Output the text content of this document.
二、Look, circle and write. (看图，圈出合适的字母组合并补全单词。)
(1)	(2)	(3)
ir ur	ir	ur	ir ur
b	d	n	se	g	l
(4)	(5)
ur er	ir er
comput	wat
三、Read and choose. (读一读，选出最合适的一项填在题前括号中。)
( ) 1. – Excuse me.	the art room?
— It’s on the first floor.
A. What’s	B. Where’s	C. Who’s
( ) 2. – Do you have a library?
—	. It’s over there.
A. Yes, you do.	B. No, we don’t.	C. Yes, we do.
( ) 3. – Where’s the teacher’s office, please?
-*-*-
What is required: In the entries above, count each line that holds "Where". Give the total and nothing else.

Completed task: 2